(Aim): Output all of the records exactly as written.

### Record excerpts ###

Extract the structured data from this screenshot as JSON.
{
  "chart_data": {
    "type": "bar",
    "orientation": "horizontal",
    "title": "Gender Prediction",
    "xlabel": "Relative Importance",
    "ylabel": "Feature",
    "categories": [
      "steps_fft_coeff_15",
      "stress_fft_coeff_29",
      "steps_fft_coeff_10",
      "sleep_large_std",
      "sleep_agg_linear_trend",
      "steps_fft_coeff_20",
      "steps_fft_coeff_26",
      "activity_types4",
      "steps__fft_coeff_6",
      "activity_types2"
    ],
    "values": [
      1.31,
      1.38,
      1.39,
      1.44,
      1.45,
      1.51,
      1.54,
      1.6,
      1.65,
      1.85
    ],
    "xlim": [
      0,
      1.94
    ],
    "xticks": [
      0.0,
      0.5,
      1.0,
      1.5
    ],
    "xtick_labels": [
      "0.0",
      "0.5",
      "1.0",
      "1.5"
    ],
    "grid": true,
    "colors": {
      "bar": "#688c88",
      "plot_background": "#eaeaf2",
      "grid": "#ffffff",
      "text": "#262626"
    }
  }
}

###

(Solution below):
Extract the structured data from this screenshot as JSON.
{
  "chart_data": {
    "type": "bar",
    "orientation": "horizontal",
    "title": "Gender Prediction",
    "xlabel": "Relative Importance",
    "ylabel": "Feature",
    "categories": [
      "steps_fft_coeff_15",
      "stress_fft_coeff_29",
      "steps_fft_coeff_10",
      "sleep_large_std",
      "sleep_agg_linear_trend",
      "steps_fft_coeff_20",
      "steps_fft_coeff_26",
      "activity_types4",
      "steps__fft_coeff_6",
      "activity_types2"
    ],
    "values": [
      1.31,
      1.38,
      1.39,
      1.44,
      1.45,
      1.51,
      1.54,
      1.6,
      1.65,
      1.85
    ],
    "xlim": [
      0,
      1.94
    ],
    "xticks": [
      0.0,
      0.5,
      1.0,
      1.5
    ],
    "xtick_labels": [
      "0.0",
      "0.5",
      "1.0",
      "1.5"
    ],
    "grid": true,
    "colors": {
      "bar": "#688c88",
      "plot_background": "#eaeaf2",
      "grid": "#ffffff",
      "text": "#262626"
    }
  }
}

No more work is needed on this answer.